▸ Aufgaben:
1. In welchem Jahr haben die Eltern im Text über die Zwillingsgeburt bei den Kaiserschnurrbarttamarinen zum ersten Mal Nachwuchs bekommen?
2. Schreib aus dem Text über die Tamarin-Zwillinge alles ab „Das neugeborene Zwillingspärchen“ bis hin zu „imperator eingelebt hat.“ noch einmal genau ab.
3. Schreib den Text über die Tamarin-Zwillinge im Loro Parque weiter, dort, wo er aufhört.

▸ Lesetext:
<<<<

Zwillingsgeburt bei den Kaiserschnurrbarttamarinen

Zwillingsgeburt bei den Kaiserschnurrbarttamarinen

Das neugeborene Zwillingspärchen ist ein gutes Zeichen dafür, dass sich die Äffchen im Loro Parque wohlfühlen.

Die Corona-Krise, die die Menschen in den letzten Monaten beschäftigt hat, ist an den Tieren im Loro Parque offenbar spurlos vorübergegangen. Auch ohne Besucher verlief ihr Leben in normalen Bahnen. Davon zeugt die Geburt eines Zwillingspärchens bei den Kaiserschnurrbarttamarinen. Rechtzeitig zum Sommerbeginn erblickten sie die Sonne Teneriffas. Die Eltern haben 2018 erstmals Nachwuchs gezeugt und die Tatsache, dass sie sich weiterhin fortpflanzen, ist ein Zeichen für das Wohlergehen der Tiere im Loro Parque und dafür wie, gut sich die Familie der Saguinus imperator eingelebt hat.

>>>>

Einträge aus einer Datenquelle
<<<<

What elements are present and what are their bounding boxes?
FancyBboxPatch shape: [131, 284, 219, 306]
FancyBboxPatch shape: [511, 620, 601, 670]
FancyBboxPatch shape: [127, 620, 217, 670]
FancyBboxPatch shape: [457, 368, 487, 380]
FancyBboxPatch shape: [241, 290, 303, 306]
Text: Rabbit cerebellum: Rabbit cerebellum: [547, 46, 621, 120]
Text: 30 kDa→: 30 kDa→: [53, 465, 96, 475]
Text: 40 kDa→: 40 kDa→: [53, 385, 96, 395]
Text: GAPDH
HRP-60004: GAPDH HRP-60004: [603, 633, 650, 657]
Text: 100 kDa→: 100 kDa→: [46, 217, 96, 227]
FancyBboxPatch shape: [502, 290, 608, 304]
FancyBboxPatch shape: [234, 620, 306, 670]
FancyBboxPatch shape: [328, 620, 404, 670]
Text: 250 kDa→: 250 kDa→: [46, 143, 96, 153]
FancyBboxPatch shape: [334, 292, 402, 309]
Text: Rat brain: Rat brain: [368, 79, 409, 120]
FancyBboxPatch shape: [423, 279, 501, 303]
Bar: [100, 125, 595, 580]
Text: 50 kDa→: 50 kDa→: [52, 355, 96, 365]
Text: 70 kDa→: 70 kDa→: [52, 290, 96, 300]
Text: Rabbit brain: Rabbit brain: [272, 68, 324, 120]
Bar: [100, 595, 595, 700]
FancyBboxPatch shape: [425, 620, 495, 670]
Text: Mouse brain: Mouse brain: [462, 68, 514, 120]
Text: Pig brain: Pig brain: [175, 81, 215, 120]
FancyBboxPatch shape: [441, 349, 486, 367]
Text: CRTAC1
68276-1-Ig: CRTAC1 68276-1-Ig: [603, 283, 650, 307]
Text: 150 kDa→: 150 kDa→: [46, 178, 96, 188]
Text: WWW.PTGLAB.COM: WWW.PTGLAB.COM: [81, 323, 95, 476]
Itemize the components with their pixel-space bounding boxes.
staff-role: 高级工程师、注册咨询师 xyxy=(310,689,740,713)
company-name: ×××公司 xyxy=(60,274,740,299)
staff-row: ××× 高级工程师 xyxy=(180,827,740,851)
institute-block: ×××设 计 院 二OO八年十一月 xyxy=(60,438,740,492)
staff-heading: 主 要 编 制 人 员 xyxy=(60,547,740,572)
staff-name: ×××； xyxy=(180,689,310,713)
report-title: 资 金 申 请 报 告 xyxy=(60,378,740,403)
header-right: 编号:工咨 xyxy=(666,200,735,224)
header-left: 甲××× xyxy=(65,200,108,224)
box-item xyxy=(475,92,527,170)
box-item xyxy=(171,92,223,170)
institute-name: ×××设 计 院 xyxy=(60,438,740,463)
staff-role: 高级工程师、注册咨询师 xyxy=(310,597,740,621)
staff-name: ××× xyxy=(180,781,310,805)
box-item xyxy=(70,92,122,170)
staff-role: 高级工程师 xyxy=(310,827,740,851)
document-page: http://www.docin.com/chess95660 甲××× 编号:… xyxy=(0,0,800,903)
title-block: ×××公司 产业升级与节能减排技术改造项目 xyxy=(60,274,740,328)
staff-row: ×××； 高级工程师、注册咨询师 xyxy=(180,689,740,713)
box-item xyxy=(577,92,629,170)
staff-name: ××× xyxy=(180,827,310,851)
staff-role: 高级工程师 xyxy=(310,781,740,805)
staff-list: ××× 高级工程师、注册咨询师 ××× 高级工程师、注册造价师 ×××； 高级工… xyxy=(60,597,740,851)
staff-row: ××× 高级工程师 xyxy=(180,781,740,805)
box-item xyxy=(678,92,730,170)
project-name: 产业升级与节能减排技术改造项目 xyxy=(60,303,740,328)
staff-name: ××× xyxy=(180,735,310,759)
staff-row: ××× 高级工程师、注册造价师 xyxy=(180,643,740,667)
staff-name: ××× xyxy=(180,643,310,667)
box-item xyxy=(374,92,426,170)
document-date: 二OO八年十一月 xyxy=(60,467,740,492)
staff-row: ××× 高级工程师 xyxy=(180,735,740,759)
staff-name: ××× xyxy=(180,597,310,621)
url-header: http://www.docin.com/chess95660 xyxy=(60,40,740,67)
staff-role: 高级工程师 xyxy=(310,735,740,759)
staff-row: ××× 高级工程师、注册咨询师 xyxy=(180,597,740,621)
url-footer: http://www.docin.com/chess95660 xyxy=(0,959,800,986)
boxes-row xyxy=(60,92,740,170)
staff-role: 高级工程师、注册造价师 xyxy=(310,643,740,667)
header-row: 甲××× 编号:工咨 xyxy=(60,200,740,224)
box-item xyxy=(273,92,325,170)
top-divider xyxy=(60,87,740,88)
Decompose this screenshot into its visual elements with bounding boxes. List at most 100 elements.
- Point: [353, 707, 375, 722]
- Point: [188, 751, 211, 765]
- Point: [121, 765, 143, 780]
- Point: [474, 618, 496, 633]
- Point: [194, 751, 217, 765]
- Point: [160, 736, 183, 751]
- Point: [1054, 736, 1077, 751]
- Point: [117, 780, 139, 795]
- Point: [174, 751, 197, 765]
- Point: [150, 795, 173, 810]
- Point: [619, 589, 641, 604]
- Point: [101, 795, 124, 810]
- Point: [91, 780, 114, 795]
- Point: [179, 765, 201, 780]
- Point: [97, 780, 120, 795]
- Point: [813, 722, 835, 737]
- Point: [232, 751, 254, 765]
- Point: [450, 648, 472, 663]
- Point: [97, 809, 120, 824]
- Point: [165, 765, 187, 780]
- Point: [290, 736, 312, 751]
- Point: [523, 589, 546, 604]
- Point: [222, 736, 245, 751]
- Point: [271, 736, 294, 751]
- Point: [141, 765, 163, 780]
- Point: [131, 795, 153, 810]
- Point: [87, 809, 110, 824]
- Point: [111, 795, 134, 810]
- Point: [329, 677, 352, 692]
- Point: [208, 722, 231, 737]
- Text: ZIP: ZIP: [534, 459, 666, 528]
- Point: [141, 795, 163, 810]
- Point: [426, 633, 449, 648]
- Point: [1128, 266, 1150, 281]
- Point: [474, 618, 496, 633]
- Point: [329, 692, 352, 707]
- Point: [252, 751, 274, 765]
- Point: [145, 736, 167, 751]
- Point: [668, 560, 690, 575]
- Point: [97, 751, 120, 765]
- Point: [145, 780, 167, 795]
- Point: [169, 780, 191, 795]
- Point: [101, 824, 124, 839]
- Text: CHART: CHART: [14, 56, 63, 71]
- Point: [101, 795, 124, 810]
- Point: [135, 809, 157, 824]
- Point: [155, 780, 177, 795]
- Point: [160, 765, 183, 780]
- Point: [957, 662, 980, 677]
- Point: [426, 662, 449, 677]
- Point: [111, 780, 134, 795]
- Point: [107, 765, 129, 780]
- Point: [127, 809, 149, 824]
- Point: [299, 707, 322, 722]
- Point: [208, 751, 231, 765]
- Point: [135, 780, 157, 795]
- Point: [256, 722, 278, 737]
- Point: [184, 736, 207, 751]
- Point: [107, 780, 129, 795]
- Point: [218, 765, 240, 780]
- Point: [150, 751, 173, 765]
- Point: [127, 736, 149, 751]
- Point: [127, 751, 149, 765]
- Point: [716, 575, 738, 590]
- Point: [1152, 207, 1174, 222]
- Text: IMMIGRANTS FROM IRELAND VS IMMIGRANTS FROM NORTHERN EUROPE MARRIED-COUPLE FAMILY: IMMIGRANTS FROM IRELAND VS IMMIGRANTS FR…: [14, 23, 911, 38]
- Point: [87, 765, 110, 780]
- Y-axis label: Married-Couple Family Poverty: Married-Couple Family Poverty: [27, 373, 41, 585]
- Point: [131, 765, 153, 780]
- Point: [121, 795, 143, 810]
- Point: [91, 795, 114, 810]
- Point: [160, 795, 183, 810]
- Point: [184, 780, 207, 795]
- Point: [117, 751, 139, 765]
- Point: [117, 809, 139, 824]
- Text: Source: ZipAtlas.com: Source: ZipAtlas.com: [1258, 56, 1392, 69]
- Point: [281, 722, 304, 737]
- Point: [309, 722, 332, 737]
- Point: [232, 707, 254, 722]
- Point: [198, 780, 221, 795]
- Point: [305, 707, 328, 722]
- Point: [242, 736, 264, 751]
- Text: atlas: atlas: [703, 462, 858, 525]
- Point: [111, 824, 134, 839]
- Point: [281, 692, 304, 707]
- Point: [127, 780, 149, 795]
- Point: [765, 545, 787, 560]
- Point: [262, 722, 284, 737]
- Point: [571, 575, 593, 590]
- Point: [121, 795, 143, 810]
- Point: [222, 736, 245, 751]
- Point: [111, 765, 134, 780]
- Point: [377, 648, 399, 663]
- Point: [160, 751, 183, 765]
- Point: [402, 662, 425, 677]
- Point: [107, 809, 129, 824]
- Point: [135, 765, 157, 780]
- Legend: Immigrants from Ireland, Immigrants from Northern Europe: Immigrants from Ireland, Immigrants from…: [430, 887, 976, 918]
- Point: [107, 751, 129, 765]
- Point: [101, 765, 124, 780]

>>>>

▸ Lösungen:
1. 2018

2.
Das neugeborene Zwillingspärchen ist ein gutes Zeichen dafür, dass sich die Äffchen im Loro Parque wohlfühlen.

Die Corona-Krise, die die Menschen in den letzten Monaten beschäftigt hat, ist an den Tieren im Loro Parque offenbar spurlos vorübergegangen. Auch ohne Besucher verlief ihr Leben in normalen Bahnen. Davon zeugt die Geburt eines Zwillingspärchens bei den Kaiserschnurrbarttamarinen. Rechtzeitig zum Sommerbeginn erblickten sie die Sonne Teneriffas. Die Eltern haben 2018 erstmals Nachwuchs gezeugt und die Tatsache, dass sie sich weiterhin fortpflanzen, ist ein Zeichen für das Wohlergehen der Tiere im Loro Parque und dafür wie, gut sich die Familie der Saguinus imperator eingelebt hat.

3.
Bei dieser Art sind es die Männchen oder ein anderes Familienmitglied, die helfen, die Jungen zu tragen, bis sie selbständig werden. In regelmäßigen Abständen werden sie der Mutter zum Stillen gebracht.  Im Loro Parque wurden bereits drei Zwillingspärchen geboren. Sogar die Geschwister  kümmern sich um die neugeborenen Zwillinge und tragen sie durch die Anlage.

Ursprünglich stammen die Kaiserschnurrbarttamarine aus den Wäldern von Bolivien, Brasilien,Kolumbien und Peru. Sie ernähren sich in erster Linie von Insekten, Früchten, Blüten, Nektar und kleinen Tiere, wie Fröschen, Schnecken, Eidechsen und Spinnen. Ganz charakteristisch sind seine Schnurrhaare, die ihm ja auch den Namen gaben. Zudem haben sie zwei Merkmale, die sie von anderen Affenarten deutlich unterscheiden: Sie haben Krallen anstelle von Nägeln an allen Fingern mit Ausnahme des Daumens sowie zwei statt drei Backenzähne auf jeder Seite des Kiefers.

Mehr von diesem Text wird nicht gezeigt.